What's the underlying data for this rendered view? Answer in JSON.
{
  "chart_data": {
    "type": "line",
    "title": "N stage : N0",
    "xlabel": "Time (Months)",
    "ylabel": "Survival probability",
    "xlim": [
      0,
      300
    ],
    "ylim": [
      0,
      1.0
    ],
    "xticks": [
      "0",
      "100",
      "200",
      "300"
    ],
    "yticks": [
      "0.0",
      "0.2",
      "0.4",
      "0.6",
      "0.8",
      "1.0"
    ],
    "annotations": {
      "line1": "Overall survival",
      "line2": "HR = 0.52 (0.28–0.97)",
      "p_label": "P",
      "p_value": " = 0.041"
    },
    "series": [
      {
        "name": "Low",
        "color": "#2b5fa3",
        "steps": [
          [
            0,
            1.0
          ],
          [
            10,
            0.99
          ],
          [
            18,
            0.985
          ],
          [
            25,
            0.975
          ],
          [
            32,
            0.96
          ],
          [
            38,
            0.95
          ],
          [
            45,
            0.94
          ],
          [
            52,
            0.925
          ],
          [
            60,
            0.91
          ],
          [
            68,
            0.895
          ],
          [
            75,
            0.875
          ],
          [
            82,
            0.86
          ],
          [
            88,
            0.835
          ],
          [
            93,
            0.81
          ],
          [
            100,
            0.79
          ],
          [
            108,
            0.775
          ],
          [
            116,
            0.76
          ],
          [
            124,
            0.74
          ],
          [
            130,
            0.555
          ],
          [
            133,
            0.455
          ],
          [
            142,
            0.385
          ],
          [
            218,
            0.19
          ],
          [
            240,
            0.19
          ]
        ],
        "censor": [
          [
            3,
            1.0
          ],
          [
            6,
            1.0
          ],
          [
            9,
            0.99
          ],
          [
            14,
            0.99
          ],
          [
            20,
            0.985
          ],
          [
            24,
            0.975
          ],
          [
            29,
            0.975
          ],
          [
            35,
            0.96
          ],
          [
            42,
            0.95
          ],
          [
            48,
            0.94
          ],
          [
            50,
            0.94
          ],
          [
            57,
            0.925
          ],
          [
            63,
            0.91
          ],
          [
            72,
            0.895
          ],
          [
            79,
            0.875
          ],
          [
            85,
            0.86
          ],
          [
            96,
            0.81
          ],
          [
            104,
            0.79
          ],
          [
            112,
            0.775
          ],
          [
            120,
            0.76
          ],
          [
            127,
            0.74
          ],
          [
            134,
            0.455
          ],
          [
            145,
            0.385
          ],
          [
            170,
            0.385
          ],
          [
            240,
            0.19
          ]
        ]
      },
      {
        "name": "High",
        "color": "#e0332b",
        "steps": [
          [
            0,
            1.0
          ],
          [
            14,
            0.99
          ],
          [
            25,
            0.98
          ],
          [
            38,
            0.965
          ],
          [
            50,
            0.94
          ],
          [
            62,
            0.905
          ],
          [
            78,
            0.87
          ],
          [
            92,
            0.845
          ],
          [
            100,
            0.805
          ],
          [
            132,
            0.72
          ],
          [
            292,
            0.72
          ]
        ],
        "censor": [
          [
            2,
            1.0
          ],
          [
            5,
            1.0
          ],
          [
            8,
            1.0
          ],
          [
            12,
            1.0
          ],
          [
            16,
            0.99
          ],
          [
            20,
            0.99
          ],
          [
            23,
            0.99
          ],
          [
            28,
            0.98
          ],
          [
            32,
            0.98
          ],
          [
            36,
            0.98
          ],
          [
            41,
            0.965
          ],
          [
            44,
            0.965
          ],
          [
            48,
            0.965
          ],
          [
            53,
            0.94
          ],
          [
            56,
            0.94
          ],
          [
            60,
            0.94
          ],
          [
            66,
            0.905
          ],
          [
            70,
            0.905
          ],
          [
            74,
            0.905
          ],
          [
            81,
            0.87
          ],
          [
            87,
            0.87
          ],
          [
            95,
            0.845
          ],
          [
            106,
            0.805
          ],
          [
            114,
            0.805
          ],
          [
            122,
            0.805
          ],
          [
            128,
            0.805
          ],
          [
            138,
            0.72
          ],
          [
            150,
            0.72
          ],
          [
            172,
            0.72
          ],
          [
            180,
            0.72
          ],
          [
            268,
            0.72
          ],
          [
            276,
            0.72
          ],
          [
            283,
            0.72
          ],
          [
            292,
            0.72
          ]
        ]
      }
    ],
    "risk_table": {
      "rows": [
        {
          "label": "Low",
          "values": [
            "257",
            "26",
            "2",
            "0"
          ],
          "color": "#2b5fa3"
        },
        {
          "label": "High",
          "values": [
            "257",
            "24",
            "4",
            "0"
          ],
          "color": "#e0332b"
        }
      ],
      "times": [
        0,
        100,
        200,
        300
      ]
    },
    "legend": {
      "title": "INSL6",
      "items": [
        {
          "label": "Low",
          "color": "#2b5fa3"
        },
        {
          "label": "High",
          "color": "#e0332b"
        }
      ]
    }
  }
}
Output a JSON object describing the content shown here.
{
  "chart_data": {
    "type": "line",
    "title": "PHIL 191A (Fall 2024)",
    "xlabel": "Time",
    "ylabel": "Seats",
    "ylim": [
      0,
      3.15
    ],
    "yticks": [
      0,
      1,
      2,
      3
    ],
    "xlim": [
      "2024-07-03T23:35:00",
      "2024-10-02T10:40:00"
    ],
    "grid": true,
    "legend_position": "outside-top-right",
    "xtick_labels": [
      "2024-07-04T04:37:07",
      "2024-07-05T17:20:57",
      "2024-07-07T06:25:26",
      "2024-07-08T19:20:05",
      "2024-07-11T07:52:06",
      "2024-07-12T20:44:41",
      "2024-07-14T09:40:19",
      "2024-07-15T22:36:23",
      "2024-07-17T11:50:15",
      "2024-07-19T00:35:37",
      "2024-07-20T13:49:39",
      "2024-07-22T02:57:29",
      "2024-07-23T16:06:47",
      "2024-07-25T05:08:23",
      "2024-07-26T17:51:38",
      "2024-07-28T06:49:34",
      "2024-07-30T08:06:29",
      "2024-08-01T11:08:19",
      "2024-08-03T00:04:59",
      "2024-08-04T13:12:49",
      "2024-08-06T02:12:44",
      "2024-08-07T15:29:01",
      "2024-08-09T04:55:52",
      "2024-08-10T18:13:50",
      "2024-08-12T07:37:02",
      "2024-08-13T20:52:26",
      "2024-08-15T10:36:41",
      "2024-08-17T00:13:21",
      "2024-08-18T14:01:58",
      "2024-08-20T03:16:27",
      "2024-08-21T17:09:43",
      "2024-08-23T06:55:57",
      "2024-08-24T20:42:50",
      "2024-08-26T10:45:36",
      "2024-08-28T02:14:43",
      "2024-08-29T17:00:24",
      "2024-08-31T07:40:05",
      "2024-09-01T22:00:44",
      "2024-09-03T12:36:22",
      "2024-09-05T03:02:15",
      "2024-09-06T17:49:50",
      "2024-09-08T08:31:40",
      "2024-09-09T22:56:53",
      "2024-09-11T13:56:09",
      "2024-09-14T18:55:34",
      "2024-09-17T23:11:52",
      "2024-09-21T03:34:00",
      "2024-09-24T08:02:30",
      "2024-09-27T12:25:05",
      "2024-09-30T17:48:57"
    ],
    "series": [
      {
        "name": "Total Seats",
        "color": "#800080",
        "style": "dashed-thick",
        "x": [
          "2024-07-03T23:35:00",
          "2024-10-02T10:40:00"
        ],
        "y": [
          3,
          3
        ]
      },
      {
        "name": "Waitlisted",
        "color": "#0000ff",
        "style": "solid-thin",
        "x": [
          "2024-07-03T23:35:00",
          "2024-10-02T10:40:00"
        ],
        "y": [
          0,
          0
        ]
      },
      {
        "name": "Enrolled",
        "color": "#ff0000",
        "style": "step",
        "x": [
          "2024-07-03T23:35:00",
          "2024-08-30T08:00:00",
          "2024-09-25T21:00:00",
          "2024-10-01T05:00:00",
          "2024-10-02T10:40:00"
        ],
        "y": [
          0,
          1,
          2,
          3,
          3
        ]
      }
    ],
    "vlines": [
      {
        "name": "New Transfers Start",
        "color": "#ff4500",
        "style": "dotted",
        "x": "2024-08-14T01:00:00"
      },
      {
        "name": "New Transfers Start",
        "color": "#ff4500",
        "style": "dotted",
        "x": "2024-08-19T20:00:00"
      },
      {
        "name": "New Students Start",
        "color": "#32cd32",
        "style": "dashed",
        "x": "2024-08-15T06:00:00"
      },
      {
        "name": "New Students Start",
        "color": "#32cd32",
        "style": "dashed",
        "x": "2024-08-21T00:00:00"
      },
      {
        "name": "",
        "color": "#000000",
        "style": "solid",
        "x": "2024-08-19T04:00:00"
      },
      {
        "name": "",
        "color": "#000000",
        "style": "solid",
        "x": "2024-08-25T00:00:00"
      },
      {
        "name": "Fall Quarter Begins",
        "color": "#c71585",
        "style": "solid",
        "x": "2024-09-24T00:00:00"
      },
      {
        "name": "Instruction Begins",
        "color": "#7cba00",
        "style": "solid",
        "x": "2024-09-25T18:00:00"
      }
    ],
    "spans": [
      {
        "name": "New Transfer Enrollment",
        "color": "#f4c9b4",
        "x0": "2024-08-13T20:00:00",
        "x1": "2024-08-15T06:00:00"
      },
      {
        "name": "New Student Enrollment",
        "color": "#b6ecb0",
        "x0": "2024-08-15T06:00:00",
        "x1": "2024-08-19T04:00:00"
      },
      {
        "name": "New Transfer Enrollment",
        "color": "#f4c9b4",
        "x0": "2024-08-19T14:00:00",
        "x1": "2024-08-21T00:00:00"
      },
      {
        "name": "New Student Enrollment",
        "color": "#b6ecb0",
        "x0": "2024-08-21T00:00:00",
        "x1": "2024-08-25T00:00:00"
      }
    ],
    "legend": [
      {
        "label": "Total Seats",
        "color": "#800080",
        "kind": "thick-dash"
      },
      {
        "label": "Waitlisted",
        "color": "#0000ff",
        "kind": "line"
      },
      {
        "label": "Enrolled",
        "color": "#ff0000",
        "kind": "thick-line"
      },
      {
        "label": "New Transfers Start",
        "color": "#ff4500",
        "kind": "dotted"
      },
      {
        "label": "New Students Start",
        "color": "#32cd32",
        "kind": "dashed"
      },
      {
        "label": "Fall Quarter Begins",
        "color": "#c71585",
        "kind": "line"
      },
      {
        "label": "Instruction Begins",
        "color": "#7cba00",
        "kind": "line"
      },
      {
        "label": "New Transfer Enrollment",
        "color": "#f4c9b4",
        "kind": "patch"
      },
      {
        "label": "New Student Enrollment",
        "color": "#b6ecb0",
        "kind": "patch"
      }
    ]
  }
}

━━━━━━━━━━

Copy each line in the data that holds the word "ylabel".

    "ylabel": "Survival probability",
    "ylabel": "Seats",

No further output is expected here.